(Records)
[START]

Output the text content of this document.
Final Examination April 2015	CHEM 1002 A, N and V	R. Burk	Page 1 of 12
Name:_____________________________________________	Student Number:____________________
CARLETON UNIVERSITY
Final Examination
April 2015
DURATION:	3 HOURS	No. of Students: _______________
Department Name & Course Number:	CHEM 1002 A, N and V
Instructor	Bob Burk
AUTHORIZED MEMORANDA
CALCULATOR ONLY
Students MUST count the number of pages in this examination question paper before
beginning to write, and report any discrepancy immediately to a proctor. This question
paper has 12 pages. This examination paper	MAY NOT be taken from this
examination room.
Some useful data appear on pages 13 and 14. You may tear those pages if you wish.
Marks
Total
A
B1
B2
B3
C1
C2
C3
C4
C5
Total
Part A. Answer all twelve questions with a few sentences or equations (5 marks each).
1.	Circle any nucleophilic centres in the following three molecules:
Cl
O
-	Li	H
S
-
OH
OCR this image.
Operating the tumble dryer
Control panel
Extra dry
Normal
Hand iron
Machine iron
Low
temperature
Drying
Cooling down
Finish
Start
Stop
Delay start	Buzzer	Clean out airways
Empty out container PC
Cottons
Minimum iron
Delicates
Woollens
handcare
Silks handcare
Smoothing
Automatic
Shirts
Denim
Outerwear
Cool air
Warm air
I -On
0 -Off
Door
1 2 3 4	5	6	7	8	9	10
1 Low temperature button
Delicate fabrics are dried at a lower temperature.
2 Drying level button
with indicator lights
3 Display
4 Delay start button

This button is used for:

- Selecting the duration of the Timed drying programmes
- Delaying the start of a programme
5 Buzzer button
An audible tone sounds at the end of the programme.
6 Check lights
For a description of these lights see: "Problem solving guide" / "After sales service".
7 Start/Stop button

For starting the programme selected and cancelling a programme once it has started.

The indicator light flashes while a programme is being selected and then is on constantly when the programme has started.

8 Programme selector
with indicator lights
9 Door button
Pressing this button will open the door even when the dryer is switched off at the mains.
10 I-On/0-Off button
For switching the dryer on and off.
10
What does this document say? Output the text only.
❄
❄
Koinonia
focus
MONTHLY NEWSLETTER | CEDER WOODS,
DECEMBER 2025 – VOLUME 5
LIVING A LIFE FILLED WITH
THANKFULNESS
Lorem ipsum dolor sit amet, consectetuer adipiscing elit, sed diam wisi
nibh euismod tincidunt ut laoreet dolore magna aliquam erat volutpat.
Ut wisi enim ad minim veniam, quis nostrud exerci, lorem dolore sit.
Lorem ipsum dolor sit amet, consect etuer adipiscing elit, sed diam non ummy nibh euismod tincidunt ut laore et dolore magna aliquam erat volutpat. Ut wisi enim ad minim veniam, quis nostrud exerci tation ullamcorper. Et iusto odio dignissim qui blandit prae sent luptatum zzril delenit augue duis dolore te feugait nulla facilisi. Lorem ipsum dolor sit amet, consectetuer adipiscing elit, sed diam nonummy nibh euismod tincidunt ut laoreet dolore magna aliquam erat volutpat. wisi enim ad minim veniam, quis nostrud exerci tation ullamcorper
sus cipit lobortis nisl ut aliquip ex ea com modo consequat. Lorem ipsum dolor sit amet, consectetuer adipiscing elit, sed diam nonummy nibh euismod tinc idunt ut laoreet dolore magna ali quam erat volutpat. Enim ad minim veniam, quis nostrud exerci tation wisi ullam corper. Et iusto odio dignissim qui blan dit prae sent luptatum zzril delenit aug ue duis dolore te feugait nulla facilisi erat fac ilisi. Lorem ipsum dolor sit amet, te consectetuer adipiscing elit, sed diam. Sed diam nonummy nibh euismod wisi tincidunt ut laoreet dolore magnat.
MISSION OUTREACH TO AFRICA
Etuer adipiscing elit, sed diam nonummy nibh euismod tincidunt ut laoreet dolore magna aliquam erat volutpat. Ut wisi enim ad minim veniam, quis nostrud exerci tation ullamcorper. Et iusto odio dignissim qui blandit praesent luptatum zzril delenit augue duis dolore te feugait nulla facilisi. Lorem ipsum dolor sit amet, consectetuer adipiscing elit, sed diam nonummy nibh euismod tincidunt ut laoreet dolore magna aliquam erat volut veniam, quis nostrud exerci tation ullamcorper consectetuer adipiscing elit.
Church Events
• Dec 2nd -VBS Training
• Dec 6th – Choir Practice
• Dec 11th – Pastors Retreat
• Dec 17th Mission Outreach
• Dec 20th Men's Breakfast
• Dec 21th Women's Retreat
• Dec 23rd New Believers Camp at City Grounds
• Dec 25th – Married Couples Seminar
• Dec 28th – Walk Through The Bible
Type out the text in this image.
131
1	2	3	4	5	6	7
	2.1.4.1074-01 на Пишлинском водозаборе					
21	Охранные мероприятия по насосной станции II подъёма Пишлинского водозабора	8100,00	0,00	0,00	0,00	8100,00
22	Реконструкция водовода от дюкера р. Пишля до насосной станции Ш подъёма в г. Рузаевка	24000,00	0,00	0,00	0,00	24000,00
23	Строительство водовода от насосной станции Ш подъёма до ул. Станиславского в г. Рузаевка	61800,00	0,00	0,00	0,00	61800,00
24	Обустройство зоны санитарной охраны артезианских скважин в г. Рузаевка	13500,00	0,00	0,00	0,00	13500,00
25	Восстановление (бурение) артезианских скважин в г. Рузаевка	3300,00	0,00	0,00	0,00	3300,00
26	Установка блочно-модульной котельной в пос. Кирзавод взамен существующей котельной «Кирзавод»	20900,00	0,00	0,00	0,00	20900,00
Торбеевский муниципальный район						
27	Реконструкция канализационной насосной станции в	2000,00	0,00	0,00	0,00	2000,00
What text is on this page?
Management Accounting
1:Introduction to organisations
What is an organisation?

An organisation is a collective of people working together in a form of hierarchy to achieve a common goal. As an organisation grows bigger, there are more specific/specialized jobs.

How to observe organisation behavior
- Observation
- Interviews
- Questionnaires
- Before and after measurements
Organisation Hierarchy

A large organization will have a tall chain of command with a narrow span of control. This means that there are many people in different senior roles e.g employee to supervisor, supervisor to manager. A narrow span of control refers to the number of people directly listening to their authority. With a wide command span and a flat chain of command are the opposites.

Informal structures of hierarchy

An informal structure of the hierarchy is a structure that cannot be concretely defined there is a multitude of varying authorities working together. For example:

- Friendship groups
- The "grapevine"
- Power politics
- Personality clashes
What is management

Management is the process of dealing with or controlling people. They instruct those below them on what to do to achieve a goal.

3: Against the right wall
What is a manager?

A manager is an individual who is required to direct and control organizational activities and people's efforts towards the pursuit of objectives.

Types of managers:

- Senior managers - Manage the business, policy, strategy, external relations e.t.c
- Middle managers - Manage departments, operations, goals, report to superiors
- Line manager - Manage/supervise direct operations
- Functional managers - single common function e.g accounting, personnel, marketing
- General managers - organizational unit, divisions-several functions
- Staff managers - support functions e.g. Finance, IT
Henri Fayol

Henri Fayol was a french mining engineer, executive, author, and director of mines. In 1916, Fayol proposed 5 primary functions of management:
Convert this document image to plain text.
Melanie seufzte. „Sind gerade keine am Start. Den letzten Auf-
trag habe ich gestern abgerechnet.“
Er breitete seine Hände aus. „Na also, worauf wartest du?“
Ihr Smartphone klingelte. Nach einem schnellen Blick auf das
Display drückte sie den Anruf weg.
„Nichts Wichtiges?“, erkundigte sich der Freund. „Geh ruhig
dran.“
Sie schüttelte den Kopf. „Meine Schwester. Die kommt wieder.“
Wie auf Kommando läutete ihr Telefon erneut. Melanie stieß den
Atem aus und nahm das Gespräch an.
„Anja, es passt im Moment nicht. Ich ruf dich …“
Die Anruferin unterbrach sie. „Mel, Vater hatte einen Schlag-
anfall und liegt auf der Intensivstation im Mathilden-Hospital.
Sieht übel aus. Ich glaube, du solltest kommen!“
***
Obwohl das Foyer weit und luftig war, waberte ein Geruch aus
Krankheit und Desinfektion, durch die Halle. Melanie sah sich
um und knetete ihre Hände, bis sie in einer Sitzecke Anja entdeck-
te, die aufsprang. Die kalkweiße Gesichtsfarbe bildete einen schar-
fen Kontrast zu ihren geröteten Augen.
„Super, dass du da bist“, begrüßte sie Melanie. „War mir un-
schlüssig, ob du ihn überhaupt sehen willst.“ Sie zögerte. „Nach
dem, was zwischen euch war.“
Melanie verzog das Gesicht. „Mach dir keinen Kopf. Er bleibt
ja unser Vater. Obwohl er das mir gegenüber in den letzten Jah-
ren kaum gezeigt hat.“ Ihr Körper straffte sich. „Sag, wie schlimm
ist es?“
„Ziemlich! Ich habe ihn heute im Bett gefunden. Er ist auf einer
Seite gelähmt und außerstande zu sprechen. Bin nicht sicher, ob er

[END]

What this task involves.
Using the records above, gather all lines where the string "those" is present.

Response to the task.
Some useful data appear on pages 13 and 14. You may tear those pages if you wish.
Management is the process of dealing with or controlling people. They instruct those below them on what to do to achieve a goal.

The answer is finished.